BEGIN ENTRIES SHOWN

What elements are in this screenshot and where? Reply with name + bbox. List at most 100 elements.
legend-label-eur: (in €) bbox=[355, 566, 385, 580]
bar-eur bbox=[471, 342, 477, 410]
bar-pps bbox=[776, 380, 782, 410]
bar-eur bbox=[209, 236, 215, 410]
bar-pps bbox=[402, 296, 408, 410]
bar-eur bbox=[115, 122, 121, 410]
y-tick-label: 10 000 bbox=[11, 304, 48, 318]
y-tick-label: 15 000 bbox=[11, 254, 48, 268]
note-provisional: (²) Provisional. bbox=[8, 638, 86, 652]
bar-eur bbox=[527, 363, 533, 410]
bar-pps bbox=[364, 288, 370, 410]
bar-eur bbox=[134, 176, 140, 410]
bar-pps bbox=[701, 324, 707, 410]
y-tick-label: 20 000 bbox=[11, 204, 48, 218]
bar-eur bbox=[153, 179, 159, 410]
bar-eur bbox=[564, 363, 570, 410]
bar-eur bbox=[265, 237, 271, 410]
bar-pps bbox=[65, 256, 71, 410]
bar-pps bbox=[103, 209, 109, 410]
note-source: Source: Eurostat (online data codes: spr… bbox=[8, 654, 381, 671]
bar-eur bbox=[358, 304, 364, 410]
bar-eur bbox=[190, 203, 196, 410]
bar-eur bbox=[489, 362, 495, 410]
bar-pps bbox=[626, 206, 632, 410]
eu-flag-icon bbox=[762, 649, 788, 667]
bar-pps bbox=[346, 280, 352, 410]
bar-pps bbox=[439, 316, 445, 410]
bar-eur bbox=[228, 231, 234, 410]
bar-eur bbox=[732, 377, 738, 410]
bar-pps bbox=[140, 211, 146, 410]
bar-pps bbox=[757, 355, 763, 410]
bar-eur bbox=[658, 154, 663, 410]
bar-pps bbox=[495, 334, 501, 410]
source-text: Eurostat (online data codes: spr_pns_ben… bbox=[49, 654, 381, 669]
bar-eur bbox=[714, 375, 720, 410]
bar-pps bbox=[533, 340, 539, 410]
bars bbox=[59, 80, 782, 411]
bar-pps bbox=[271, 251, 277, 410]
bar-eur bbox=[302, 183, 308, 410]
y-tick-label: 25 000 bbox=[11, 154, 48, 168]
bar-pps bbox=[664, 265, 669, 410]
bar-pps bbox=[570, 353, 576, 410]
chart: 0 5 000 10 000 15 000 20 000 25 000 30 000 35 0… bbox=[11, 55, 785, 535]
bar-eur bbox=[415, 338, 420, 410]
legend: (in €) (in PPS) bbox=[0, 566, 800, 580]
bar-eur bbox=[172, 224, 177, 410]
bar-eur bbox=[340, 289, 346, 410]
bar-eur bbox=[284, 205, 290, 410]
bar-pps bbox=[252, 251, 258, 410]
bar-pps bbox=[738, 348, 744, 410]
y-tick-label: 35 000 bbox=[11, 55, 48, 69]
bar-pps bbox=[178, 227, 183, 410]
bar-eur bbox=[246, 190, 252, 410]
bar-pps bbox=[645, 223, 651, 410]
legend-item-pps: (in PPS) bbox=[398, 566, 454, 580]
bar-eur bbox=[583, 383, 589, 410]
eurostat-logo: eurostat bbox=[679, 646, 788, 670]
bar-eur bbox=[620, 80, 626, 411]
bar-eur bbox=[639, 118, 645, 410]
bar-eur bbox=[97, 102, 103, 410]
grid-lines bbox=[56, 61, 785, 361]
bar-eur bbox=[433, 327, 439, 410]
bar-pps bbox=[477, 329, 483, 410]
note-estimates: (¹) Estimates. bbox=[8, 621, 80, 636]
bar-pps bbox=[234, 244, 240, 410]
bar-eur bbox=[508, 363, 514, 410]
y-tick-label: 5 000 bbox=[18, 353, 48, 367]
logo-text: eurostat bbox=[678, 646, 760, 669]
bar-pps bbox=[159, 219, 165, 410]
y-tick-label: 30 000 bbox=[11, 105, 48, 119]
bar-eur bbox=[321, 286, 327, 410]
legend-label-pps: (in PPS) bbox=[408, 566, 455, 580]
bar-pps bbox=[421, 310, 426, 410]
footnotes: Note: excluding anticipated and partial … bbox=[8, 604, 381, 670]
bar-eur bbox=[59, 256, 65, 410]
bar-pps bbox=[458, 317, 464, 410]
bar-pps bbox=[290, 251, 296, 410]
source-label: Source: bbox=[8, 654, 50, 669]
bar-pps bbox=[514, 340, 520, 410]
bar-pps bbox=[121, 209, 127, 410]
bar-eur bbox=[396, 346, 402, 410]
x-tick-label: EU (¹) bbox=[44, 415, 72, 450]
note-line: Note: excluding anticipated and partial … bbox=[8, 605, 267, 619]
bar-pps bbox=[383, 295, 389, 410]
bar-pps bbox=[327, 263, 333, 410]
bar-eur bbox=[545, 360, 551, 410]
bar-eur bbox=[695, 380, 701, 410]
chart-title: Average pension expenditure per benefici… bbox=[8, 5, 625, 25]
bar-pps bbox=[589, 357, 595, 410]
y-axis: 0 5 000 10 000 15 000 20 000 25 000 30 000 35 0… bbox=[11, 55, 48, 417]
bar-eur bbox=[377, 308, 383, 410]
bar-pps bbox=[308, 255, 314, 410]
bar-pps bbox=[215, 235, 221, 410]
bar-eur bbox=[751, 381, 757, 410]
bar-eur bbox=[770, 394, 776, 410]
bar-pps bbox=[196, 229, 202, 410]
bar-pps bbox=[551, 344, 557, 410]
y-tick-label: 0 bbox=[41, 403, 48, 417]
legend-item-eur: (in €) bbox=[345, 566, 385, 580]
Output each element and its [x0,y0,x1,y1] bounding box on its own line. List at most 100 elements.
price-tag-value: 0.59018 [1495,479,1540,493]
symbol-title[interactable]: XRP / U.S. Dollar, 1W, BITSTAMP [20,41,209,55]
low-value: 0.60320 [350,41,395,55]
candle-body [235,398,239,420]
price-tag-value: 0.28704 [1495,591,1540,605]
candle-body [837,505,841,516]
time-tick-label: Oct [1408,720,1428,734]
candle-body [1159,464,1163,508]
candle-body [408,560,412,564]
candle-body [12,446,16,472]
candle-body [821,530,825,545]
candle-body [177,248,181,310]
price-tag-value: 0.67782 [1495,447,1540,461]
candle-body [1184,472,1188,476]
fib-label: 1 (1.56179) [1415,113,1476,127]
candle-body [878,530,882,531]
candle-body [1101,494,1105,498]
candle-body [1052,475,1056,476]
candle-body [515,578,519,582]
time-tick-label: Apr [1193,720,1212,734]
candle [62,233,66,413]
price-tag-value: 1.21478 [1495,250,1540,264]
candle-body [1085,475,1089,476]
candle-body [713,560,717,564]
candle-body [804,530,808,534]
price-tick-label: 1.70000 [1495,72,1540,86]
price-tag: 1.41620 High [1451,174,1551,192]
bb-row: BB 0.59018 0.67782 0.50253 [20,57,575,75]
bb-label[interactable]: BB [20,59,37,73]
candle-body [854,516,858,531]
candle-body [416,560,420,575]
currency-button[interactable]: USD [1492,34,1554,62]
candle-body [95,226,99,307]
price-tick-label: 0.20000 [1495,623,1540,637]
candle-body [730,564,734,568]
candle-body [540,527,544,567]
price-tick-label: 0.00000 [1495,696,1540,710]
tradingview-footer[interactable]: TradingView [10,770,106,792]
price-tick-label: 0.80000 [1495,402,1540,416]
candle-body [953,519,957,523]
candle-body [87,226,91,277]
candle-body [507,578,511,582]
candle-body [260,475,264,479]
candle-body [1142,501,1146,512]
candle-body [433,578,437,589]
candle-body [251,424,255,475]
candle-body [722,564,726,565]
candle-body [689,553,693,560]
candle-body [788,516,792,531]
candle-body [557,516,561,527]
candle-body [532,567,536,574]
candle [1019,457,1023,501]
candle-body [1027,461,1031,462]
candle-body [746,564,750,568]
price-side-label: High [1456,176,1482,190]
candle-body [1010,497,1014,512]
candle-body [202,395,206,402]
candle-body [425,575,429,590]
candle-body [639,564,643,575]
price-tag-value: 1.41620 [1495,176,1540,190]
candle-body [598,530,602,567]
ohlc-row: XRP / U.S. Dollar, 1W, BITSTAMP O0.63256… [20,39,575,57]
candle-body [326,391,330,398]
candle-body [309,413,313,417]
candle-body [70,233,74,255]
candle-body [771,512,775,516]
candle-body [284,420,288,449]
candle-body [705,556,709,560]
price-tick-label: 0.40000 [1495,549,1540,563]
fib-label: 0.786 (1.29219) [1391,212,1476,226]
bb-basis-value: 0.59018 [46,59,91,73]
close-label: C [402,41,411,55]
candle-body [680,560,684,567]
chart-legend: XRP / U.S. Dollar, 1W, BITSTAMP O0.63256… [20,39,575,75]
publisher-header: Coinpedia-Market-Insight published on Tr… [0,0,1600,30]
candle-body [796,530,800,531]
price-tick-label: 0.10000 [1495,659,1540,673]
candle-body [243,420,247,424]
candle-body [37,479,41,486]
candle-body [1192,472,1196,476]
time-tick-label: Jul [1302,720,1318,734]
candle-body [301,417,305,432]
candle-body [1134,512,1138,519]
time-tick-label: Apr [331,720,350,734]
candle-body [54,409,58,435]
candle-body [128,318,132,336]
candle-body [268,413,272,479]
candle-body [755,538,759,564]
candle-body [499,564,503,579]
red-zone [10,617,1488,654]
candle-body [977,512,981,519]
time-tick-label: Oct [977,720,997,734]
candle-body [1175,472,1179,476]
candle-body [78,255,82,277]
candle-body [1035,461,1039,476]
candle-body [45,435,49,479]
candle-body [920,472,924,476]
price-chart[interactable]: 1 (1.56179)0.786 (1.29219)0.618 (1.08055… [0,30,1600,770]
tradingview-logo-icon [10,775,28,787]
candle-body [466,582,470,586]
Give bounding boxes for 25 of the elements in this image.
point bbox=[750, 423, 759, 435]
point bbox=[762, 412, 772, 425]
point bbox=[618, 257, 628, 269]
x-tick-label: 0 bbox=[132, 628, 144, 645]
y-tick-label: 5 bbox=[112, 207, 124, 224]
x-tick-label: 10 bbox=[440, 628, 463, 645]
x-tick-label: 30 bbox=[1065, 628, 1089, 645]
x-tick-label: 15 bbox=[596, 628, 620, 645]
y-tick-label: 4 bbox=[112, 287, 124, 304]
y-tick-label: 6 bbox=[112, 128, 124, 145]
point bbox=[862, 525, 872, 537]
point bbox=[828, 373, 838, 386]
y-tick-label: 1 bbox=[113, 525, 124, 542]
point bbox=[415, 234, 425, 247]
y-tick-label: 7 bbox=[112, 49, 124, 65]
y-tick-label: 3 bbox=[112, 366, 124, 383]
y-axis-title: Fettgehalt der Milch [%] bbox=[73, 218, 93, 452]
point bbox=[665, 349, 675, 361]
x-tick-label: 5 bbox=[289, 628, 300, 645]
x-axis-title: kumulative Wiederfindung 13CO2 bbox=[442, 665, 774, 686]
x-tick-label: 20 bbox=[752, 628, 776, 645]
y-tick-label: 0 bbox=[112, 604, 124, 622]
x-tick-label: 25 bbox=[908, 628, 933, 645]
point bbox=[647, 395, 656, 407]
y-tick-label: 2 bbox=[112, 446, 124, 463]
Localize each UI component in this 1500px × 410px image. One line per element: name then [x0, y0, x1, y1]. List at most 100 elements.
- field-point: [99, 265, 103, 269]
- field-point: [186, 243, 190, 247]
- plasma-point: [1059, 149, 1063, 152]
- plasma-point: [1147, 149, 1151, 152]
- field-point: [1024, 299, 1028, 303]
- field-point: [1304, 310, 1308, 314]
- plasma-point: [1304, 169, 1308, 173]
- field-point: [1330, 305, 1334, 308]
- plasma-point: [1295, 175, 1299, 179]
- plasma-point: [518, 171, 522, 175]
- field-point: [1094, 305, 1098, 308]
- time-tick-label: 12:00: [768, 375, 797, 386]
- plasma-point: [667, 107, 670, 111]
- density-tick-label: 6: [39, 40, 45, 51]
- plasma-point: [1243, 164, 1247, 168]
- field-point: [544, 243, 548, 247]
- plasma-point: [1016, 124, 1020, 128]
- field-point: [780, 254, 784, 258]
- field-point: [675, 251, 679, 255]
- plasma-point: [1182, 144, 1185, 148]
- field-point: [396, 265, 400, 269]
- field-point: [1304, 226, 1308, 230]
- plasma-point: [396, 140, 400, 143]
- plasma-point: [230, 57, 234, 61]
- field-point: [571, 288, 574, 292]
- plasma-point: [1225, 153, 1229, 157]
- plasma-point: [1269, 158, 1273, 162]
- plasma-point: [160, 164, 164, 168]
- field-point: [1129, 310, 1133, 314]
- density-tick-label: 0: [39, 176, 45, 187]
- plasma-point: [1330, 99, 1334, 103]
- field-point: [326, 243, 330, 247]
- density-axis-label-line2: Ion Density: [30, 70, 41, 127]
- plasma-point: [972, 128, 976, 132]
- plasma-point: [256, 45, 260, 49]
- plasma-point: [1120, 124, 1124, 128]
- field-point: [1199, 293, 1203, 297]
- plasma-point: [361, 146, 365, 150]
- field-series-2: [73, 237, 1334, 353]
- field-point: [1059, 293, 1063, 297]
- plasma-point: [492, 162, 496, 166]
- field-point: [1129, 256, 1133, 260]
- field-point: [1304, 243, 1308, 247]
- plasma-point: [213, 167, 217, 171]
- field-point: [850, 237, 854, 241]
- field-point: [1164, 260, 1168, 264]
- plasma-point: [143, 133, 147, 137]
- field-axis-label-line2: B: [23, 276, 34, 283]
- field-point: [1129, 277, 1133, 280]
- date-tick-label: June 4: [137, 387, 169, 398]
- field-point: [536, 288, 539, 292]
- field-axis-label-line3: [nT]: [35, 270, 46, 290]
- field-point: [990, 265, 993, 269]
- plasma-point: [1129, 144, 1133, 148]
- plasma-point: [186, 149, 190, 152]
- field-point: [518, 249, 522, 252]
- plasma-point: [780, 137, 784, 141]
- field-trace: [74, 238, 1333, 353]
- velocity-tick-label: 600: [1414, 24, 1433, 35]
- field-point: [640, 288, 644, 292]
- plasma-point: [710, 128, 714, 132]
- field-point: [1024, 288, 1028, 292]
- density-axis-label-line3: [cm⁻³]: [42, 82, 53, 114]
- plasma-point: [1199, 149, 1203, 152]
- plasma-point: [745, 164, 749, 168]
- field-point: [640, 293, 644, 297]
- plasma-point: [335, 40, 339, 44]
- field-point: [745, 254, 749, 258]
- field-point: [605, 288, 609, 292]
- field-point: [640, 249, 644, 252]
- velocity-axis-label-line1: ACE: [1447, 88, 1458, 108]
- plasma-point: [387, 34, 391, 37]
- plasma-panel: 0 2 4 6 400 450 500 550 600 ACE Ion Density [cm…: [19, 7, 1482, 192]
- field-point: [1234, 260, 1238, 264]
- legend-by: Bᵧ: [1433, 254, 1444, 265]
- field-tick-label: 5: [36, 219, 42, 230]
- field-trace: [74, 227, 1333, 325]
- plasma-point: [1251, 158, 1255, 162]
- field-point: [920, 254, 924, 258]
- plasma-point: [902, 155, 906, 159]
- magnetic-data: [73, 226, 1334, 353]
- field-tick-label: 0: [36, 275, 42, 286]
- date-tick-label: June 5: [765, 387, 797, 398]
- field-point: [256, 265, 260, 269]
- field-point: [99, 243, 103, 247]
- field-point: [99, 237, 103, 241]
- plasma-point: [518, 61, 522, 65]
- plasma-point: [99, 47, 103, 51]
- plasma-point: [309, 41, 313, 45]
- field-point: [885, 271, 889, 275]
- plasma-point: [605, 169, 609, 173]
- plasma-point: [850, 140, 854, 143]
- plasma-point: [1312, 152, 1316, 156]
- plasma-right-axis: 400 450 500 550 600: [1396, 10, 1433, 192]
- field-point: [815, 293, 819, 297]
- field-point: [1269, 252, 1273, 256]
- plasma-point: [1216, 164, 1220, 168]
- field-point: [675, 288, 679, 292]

END ENTRIES SHOWN

§ **EXERCISE DESCRIPTION**:
Please duplicate the stretch of the data from its first line through the line containing "bar-eur bbox=[527, 363, 533, 410]", with both ends included and every line reproduced unchanged.

§ **ANSWER BELOW**:
What elements are in this screenshot and where? Reply with name + bbox. List at most 100 elements.
legend-label-eur: (in €) bbox=[355, 566, 385, 580]
bar-eur bbox=[471, 342, 477, 410]
bar-pps bbox=[776, 380, 782, 410]
bar-eur bbox=[209, 236, 215, 410]
bar-pps bbox=[402, 296, 408, 410]
bar-eur bbox=[115, 122, 121, 410]
y-tick-label: 10 000 bbox=[11, 304, 48, 318]
y-tick-label: 15 000 bbox=[11, 254, 48, 268]
note-provisional: (²) Provisional. bbox=[8, 638, 86, 652]
bar-eur bbox=[527, 363, 533, 410]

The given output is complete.